● Dataset entries:

+===+

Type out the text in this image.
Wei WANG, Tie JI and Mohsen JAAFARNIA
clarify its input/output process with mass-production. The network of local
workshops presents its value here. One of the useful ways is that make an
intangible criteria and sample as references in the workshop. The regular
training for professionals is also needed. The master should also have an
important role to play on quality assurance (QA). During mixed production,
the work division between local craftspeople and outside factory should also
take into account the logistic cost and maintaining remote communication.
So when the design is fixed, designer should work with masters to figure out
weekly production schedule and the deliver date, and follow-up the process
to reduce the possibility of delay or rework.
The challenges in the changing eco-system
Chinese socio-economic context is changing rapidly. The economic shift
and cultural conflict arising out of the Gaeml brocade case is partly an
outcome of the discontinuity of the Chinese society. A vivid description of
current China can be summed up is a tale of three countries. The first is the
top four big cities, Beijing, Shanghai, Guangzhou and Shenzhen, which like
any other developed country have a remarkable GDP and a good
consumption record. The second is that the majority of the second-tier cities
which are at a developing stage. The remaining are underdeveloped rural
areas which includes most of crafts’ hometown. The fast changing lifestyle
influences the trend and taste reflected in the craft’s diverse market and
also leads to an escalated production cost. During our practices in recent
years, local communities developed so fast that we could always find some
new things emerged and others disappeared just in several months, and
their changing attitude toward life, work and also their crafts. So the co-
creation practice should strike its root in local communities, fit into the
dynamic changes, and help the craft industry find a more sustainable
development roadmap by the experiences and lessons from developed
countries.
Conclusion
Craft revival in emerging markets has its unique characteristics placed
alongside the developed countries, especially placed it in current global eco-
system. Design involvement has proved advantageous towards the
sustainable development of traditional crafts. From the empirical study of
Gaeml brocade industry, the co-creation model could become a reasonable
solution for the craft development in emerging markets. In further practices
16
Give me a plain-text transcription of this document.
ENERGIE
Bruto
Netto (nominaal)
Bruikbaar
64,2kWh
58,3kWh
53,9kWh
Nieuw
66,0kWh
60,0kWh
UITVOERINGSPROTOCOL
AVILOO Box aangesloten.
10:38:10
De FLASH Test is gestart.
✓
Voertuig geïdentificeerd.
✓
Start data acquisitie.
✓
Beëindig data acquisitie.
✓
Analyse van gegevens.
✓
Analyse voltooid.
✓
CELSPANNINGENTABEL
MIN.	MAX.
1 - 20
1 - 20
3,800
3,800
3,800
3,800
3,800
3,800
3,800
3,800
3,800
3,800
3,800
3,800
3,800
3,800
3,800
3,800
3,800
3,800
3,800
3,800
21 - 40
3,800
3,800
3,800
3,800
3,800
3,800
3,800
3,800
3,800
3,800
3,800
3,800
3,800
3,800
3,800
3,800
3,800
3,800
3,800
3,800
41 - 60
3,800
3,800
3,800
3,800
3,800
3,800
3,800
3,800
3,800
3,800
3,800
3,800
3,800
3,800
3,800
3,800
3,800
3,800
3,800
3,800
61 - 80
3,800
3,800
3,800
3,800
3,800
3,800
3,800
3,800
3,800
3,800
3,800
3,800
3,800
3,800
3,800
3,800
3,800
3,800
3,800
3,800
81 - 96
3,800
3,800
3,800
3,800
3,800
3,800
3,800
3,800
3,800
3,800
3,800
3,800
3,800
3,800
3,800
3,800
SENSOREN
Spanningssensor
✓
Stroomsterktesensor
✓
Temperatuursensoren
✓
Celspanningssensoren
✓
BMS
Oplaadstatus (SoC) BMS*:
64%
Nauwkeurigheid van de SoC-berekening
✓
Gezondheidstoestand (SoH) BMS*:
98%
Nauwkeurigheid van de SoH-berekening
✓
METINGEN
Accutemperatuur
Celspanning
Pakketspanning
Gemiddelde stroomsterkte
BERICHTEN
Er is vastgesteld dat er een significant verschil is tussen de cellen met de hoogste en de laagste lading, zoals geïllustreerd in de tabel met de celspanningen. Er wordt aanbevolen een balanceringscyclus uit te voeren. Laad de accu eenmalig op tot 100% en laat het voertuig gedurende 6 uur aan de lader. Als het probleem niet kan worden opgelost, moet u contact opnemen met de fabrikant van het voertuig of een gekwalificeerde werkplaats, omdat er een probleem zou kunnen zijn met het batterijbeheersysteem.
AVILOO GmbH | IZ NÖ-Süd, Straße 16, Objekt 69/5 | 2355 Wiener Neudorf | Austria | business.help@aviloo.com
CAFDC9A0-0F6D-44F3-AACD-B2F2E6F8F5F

+===+

● Written task: Only the number is wanted: how many lines in the entries above contain the word "Chinese"?

● Exercise output: 2